● INSTRUCTIONS FOR THE TASK
Copy the lines that follow, keeping every character the same.

[Stored data]
──────────────────────────────
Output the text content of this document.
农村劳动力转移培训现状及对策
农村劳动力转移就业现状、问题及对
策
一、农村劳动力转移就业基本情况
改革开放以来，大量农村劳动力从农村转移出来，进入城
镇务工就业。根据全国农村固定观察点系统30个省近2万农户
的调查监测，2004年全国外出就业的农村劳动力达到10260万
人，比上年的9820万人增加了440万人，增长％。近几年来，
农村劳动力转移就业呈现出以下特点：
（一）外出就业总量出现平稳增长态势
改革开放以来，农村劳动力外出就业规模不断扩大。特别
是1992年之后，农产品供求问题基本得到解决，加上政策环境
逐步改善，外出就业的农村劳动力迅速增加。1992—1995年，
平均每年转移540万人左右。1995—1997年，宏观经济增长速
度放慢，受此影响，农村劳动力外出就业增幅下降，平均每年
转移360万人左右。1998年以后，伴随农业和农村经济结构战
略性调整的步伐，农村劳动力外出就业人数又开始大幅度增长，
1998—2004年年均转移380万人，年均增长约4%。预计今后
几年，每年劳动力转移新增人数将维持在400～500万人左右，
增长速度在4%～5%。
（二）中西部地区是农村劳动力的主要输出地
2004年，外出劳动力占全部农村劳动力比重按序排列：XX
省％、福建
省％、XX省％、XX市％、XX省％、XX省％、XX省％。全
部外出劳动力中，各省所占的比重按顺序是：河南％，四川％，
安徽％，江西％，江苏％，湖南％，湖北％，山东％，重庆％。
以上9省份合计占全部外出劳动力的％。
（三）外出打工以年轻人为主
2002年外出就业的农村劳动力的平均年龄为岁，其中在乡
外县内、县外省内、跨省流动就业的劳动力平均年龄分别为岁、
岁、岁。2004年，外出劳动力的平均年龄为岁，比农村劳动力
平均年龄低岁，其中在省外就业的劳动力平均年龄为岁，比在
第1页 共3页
──────────────────────────────
● TASK RESULT
Output the text content of this document.
农村劳动力转移培训现状及对策
农村劳动力转移就业现状、问题及对
策
一、农村劳动力转移就业基本情况
改革开放以来，大量农村劳动力从农村转移出来，进入城
镇务工就业。根据全国农村固定观察点系统30个省近2万农户
的调查监测，2004年全国外出就业的农村劳动力达到10260万
人，比上年的9820万人增加了440万人，增长％。近几年来，
农村劳动力转移就业呈现出以下特点：
（一）外出就业总量出现平稳增长态势
改革开放以来，农村劳动力外出就业规模不断扩大。特别
是1992年之后，农产品供求问题基本得到解决，加上政策环境
逐步改善，外出就业的农村劳动力迅速增加。1992—1995年，
平均每年转移540万人左右。1995—1997年，宏观经济增长速
度放慢，受此影响，农村劳动力外出就业增幅下降，平均每年
转移360万人左右。1998年以后，伴随农业和农村经济结构战
略性调整的步伐，农村劳动力外出就业人数又开始大幅度增长，
1998—2004年年均转移380万人，年均增长约4%。预计今后
几年，每年劳动力转移新增人数将维持在400～500万人左右，
增长速度在4%～5%。
（二）中西部地区是农村劳动力的主要输出地
2004年，外出劳动力占全部农村劳动力比重按序排列：XX
省％、福建
省％、XX省％、XX市％、XX省％、XX省％、XX省％。全
部外出劳动力中，各省所占的比重按顺序是：河南％，四川％，
安徽％，江西％，江苏％，湖南％，湖北％，山东％，重庆％。
以上9省份合计占全部外出劳动力的％。
（三）外出打工以年轻人为主
2002年外出就业的农村劳动力的平均年龄为岁，其中在乡
外县内、县外省内、跨省流动就业的劳动力平均年龄分别为岁、
岁、岁。2004年，外出劳动力的平均年龄为岁，比农村劳动力
平均年龄低岁，其中在省外就业的劳动力平均年龄为岁，比在
第1页 共3页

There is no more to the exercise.